==== Texto da página

Mas descansem, de certeza que nem tudo é mau. Não vale a pena ficar a pensar em ir buscar uma caixa de fósforos e umas latas de atum e abrigar numa cave até que passe a tormenta. É um pouco como o dilema do ovo e da galinha (quem não se lembrar o que é um ovo e uma galinha, sugiro, algoritmicamente, que procurem na lista de emoticons do facebook). A tecnologia vai dar cabo da malta ou vamos finalmente atingir a “racionalidade absoluta, universal e … algoritmica”? Os media são extensões do homem ou escrevem uma versão qualquer balofa, amorfa e “burra” do homem? Talvez o “ou” não faça sentido, pois que é entre a luz iluminista e a treva medieval que se faz o cinema. Ele é a articulação da luz e da sombra e essa articulação é o precioso instrumento da montagem e da composição.

========
==== Linhas fornecidas

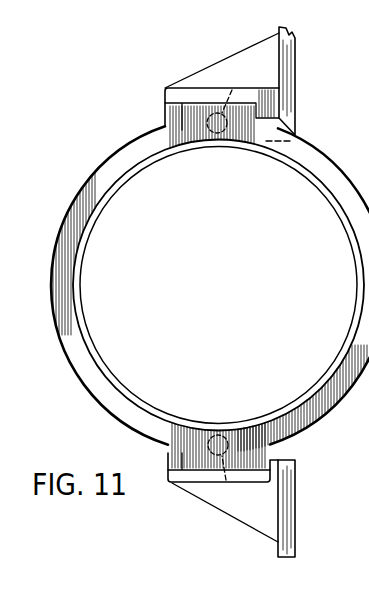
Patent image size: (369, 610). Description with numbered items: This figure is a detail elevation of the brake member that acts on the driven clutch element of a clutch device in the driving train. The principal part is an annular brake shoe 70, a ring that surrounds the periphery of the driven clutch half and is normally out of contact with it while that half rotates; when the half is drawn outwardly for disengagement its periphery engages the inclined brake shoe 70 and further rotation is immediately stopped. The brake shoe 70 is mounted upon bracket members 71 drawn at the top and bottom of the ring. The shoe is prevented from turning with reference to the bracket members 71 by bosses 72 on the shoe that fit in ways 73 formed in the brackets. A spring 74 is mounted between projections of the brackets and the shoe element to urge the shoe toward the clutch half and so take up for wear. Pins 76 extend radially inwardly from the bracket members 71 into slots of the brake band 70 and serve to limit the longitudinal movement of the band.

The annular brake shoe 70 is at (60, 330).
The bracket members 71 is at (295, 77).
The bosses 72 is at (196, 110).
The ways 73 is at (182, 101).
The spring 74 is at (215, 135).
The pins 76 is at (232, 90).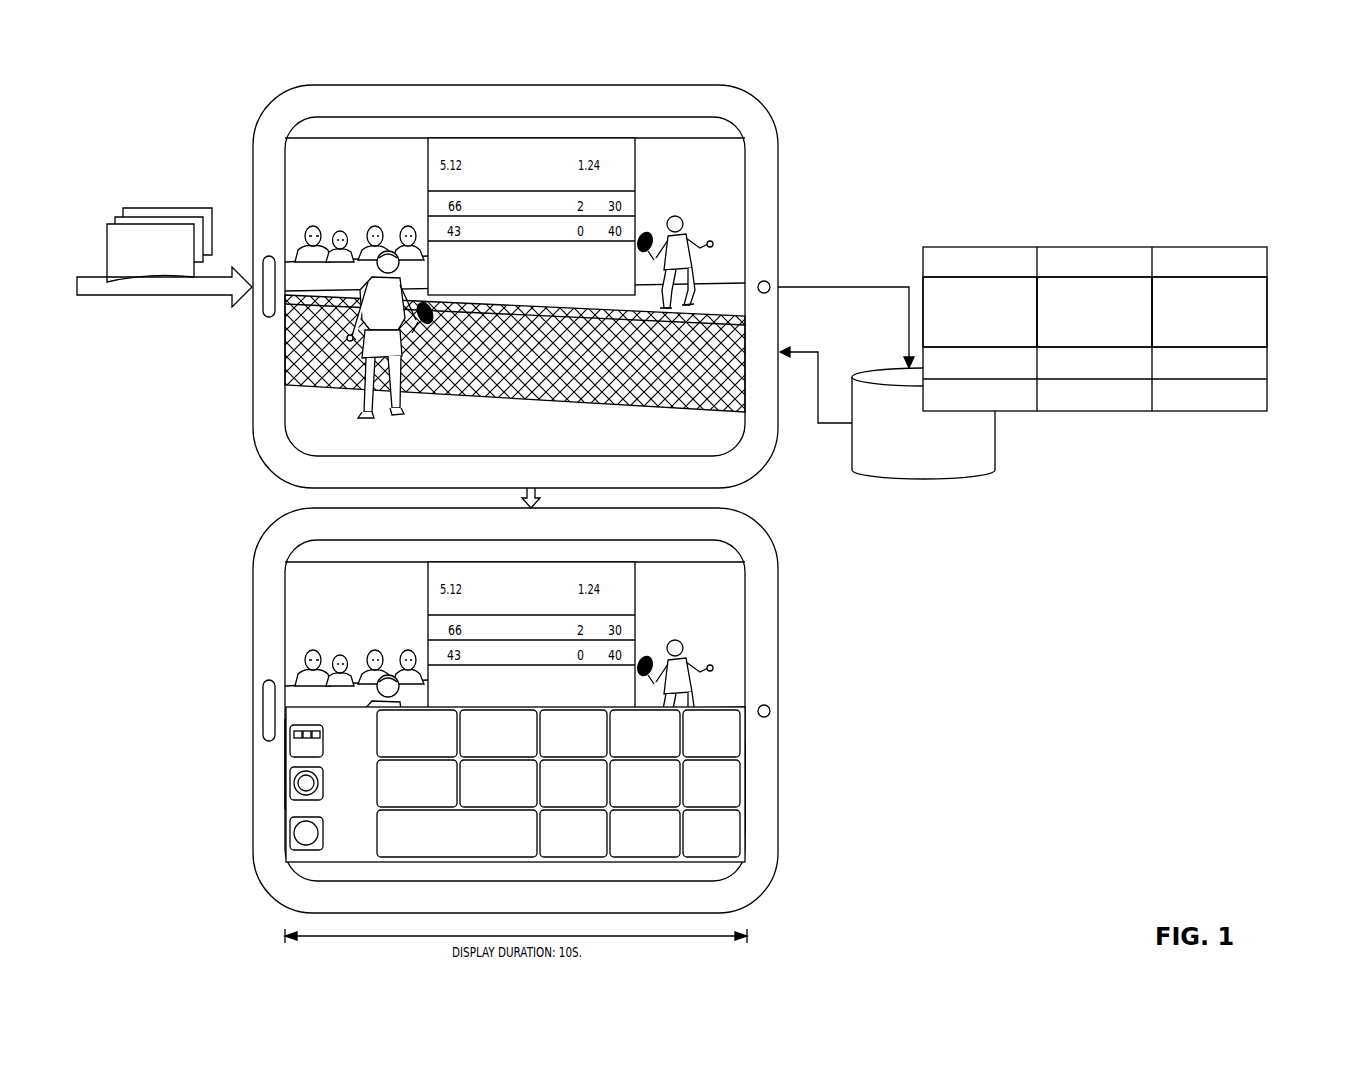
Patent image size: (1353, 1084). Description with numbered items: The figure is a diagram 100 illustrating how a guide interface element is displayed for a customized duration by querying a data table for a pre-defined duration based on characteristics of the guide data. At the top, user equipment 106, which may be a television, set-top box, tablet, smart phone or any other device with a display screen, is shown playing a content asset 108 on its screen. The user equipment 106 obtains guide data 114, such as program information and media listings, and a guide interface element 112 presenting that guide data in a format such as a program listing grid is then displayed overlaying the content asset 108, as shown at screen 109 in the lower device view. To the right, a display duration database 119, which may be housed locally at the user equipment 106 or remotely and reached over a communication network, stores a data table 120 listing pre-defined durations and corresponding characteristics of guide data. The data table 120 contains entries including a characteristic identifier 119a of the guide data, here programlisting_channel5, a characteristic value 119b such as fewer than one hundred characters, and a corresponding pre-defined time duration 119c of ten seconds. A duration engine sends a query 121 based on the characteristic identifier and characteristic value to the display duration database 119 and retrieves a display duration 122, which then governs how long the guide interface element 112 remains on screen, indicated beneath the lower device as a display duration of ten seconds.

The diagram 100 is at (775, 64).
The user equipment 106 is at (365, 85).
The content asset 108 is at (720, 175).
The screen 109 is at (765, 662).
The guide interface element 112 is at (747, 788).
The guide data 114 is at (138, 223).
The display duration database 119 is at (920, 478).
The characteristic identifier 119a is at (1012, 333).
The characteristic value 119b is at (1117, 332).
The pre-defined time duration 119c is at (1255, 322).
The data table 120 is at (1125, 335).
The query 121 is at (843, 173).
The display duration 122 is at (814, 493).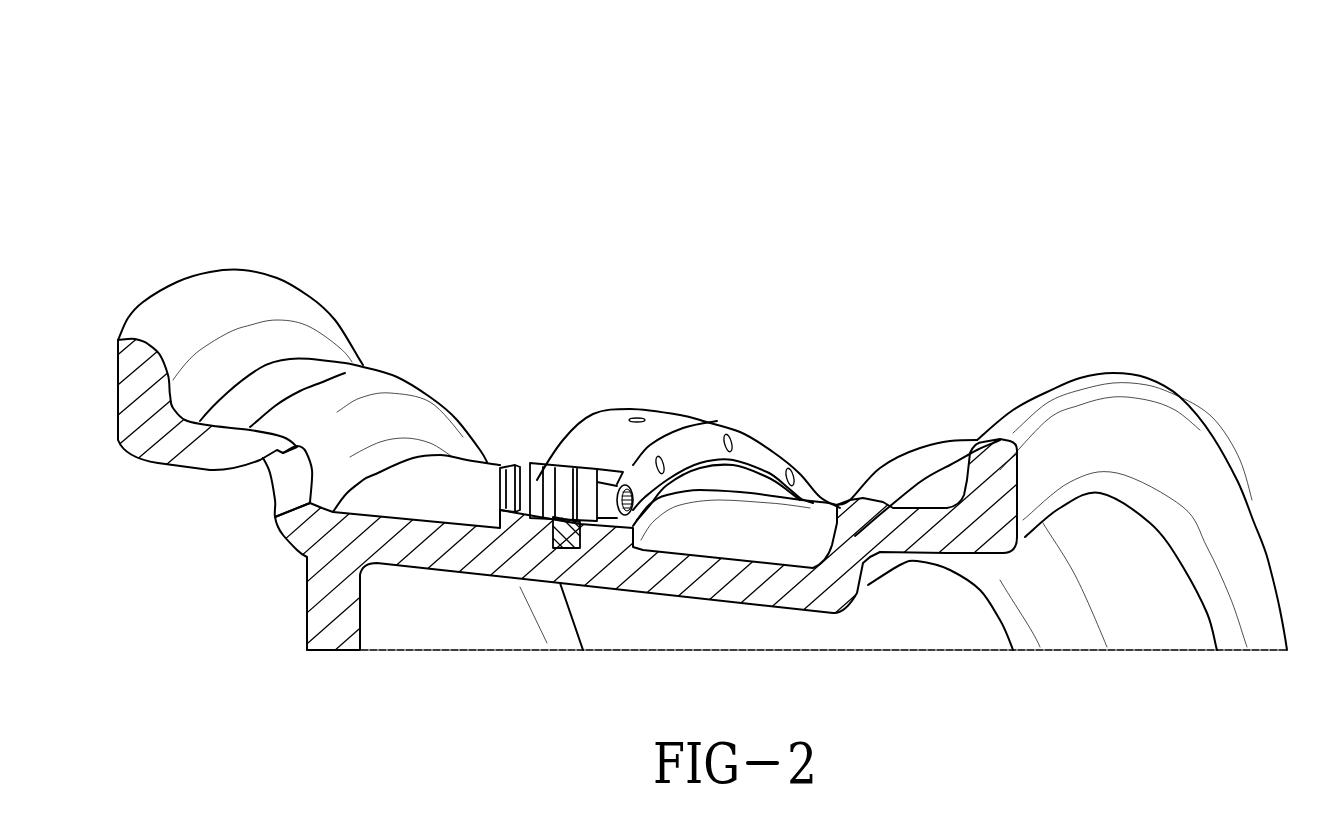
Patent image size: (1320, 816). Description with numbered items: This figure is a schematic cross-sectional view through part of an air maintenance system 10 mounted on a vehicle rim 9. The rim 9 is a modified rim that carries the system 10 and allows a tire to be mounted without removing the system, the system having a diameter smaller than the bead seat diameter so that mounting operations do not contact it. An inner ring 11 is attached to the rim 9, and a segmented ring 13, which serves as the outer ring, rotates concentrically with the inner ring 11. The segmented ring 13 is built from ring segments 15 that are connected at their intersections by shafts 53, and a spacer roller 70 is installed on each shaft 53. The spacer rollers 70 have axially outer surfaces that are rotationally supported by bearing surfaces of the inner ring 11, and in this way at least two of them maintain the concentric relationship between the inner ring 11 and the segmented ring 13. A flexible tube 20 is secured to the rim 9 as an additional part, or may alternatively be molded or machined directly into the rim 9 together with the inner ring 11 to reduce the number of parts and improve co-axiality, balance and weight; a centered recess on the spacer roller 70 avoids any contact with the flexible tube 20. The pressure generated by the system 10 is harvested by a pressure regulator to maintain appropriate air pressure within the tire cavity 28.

========

*Enunciado da tarefa*
Reproduza fielmente o texto da página desde “Mas descansem, de” até “e da composição.”, incluindo estas últimas palavras. As linhas não têm qualquer relação com o texto da página.

*Resultado da tarefa*
Mas descansem, de certeza que nem tudo é mau. Não vale a pena ficar a pensar em ir buscar uma caixa de fósforos e umas latas de atum e abrigar numa cave até que passe a tormenta. É um pouco como o dilema do ovo e da galinha (quem não se lembrar o que é um ovo e uma galinha, sugiro, algoritmicamente, que procurem na lista de emoticons do facebook). A tecnologia vai dar cabo da malta ou vamos finalmente atingir a “racionalidade absoluta, universal e … algoritmica”? Os media são extensões do homem ou escrevem uma versão qualquer balofa, amorfa e “burra” do homem? Talvez o “ou” não faça sentido, pois que é entre a luz iluminista e a treva medieval que se faz o cinema. Ele é a articulação da luz e da sombra e essa articulação é o precioso instrumento da montagem e da composição.